• [Problem to work on]: From the listing below, pull each line that includes "footer".

• [Excerpted records]:
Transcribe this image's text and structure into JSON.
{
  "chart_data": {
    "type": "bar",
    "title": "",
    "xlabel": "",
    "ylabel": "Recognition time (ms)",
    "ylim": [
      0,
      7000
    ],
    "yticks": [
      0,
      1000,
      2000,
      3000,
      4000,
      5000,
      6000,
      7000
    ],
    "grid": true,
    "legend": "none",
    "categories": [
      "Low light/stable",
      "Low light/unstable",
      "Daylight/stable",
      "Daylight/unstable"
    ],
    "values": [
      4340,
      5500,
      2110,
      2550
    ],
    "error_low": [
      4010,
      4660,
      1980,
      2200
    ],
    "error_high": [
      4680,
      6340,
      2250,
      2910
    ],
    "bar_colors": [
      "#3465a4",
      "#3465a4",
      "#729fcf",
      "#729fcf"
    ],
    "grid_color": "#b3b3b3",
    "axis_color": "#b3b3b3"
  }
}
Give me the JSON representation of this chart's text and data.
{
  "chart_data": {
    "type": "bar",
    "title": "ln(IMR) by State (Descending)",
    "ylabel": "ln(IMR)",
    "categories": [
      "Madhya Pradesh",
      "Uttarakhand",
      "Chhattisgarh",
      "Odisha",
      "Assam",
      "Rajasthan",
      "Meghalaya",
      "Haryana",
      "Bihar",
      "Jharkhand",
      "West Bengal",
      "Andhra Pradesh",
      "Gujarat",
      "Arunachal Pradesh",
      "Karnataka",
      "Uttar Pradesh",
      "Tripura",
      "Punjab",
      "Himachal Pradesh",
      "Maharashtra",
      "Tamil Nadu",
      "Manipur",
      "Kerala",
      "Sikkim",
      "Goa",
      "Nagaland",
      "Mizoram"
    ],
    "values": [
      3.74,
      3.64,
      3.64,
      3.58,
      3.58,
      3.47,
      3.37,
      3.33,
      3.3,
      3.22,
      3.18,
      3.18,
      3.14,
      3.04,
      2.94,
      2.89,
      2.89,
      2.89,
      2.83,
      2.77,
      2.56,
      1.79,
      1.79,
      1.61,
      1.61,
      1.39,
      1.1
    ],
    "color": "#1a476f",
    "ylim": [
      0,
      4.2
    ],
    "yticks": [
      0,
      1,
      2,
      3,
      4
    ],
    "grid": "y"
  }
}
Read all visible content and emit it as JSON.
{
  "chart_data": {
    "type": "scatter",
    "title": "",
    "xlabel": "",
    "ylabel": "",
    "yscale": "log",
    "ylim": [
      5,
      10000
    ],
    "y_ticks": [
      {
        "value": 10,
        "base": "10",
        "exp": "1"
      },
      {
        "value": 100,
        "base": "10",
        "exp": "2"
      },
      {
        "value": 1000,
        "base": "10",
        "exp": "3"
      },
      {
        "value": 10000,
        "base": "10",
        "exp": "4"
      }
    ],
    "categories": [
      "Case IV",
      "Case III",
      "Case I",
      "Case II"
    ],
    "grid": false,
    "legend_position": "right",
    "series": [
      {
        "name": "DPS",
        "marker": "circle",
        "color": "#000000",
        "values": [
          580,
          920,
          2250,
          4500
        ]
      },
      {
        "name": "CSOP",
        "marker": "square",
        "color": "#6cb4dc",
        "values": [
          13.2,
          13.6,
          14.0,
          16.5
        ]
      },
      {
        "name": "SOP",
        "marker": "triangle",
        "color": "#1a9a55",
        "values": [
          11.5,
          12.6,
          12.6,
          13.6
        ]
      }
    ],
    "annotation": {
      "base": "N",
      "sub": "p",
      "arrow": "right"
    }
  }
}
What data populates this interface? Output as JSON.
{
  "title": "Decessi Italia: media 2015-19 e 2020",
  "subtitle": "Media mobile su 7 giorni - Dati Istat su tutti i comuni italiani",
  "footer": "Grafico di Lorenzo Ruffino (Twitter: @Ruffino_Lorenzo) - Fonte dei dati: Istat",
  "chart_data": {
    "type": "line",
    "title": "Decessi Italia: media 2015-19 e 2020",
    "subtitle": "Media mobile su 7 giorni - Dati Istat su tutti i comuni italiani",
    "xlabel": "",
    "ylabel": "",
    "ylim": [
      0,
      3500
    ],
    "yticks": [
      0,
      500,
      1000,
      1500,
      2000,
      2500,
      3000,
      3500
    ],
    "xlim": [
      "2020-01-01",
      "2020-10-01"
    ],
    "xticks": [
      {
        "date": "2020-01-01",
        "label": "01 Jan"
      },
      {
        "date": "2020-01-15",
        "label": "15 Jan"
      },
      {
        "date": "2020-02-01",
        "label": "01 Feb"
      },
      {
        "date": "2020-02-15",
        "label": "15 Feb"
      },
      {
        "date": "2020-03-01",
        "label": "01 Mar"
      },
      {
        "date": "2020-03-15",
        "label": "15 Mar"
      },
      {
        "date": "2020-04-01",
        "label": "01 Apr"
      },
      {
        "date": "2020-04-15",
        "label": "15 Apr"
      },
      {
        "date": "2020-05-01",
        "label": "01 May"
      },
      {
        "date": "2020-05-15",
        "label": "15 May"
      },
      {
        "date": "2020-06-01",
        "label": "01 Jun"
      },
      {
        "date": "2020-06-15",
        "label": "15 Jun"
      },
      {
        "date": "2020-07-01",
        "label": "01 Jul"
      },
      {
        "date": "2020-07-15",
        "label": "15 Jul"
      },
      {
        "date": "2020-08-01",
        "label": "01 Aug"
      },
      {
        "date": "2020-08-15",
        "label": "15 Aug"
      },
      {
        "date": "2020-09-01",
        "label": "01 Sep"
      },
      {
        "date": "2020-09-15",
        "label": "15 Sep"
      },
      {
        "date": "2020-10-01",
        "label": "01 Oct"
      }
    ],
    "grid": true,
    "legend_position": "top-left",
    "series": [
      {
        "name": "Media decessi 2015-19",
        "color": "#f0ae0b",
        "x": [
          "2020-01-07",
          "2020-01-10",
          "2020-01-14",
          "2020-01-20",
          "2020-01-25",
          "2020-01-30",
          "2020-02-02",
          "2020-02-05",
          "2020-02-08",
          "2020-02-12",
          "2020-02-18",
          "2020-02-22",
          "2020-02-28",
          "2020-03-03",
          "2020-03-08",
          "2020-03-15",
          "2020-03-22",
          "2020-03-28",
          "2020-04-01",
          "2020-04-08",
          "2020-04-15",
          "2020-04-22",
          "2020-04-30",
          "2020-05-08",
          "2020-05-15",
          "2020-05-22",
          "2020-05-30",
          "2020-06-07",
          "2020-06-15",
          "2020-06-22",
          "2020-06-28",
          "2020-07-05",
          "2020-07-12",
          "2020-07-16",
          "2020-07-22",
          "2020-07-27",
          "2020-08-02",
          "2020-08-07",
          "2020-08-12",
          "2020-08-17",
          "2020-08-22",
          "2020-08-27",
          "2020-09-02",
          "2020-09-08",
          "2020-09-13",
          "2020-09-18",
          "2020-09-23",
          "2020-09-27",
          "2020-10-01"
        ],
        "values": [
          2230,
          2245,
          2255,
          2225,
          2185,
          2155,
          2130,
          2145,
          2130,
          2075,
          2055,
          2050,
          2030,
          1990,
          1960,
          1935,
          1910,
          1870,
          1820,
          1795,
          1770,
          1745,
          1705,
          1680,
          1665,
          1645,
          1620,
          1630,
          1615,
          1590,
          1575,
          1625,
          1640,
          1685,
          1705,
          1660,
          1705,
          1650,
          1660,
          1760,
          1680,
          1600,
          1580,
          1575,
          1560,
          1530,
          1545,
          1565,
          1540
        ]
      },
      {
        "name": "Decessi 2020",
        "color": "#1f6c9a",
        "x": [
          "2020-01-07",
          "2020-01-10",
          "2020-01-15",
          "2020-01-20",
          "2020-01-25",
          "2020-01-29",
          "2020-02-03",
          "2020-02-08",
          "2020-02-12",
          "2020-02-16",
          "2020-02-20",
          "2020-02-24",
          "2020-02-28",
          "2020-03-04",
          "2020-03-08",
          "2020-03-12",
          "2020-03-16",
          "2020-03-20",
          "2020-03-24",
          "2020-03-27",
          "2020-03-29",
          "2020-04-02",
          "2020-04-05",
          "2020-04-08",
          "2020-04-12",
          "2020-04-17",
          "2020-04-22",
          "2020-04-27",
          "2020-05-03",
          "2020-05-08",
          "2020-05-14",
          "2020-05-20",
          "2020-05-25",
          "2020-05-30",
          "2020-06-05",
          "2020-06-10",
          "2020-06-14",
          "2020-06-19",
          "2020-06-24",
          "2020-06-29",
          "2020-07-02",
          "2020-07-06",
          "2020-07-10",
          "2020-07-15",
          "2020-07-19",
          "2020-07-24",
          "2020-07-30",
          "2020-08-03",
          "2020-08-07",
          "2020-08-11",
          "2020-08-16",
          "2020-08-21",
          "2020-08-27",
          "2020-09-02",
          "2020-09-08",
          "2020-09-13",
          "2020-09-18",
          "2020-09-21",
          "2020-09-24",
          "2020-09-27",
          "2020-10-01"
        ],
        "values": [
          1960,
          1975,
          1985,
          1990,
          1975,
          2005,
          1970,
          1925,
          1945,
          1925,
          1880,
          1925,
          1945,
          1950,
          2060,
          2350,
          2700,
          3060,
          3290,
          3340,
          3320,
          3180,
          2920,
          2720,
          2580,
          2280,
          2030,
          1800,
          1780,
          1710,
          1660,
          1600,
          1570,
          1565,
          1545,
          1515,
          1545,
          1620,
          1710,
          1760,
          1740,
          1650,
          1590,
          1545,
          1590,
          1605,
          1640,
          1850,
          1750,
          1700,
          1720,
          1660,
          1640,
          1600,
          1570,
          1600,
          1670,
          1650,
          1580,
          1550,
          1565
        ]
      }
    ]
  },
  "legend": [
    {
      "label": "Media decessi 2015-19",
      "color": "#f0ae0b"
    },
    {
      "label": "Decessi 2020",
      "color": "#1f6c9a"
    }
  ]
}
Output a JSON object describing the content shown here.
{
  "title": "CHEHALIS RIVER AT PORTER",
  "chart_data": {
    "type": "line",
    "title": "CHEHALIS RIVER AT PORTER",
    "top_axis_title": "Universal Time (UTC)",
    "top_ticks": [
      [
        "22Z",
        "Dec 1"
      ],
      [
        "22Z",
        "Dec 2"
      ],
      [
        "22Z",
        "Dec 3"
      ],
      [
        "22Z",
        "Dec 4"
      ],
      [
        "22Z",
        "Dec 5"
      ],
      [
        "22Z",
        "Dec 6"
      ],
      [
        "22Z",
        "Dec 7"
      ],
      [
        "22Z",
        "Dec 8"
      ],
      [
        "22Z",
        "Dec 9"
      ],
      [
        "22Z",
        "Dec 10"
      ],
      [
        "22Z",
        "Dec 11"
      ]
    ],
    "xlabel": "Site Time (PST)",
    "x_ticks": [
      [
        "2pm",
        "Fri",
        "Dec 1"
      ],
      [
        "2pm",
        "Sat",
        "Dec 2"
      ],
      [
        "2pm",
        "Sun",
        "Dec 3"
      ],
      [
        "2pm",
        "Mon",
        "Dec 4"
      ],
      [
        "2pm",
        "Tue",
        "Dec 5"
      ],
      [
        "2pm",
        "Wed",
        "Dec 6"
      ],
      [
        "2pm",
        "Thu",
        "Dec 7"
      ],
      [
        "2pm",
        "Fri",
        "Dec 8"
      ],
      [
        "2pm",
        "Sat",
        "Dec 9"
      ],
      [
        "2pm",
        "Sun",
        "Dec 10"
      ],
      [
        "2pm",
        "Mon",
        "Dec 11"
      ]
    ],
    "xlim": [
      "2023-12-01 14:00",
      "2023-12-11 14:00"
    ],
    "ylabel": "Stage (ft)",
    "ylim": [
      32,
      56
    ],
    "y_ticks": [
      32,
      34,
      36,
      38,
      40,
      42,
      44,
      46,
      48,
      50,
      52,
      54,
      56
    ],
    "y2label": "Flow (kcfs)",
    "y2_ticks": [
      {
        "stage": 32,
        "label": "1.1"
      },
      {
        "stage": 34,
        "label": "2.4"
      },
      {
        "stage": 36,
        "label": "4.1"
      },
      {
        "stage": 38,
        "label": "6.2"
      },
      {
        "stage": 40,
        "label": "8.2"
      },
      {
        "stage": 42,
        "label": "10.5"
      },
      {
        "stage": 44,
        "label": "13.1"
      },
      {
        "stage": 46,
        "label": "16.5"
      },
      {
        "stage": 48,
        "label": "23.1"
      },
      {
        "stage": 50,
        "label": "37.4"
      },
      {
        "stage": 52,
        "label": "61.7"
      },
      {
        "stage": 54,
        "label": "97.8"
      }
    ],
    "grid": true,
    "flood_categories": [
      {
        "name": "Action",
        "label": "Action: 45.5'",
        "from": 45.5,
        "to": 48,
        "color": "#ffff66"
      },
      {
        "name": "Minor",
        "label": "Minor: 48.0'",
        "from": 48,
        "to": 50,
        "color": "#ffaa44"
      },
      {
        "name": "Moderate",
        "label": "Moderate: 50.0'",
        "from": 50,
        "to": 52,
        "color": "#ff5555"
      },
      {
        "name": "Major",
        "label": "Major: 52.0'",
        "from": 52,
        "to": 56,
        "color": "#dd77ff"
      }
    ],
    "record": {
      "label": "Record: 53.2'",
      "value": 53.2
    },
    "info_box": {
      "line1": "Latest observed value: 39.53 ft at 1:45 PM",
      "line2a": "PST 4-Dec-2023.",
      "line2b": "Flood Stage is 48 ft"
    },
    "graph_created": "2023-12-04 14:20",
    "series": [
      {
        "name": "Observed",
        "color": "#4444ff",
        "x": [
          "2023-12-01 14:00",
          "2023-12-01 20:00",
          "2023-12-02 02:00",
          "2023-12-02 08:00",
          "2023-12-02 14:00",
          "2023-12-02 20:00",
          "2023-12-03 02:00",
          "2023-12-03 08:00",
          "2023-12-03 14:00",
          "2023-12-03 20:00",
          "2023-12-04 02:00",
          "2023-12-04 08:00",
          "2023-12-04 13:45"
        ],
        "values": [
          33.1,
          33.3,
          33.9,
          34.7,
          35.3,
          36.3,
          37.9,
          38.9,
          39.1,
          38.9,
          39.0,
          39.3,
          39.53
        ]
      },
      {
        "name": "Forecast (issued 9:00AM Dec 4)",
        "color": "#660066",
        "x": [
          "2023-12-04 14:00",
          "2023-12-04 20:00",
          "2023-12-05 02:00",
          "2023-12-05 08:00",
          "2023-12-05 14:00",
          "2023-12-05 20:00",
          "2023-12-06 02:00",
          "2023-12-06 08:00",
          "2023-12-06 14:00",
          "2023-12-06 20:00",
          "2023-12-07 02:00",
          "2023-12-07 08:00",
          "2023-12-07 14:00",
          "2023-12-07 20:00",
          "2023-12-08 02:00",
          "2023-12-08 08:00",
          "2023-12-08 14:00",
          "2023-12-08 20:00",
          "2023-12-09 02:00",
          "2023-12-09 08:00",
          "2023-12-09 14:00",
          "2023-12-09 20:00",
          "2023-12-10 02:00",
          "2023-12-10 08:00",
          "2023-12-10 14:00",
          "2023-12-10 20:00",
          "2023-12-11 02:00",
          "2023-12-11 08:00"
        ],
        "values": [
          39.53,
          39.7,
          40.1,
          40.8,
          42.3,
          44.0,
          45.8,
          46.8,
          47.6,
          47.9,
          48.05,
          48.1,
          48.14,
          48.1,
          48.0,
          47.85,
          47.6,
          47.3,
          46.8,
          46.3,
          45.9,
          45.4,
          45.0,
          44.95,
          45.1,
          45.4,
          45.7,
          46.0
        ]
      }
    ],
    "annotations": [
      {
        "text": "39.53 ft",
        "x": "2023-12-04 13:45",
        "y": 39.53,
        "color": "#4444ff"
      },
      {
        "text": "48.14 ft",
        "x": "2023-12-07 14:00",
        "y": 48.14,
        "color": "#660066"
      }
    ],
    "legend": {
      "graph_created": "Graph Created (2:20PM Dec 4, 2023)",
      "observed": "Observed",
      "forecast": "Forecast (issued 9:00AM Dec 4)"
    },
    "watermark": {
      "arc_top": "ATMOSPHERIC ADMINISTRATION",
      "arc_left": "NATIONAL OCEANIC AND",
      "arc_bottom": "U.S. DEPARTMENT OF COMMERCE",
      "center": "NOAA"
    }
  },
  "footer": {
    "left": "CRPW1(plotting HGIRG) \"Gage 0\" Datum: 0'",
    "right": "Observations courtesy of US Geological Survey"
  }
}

• [Full solution]:
  "footer": "Grafico di Lorenzo Ruffino (Twitter: @Ruffino_Lorenzo) - Fonte dei dati: Istat",
  "footer": {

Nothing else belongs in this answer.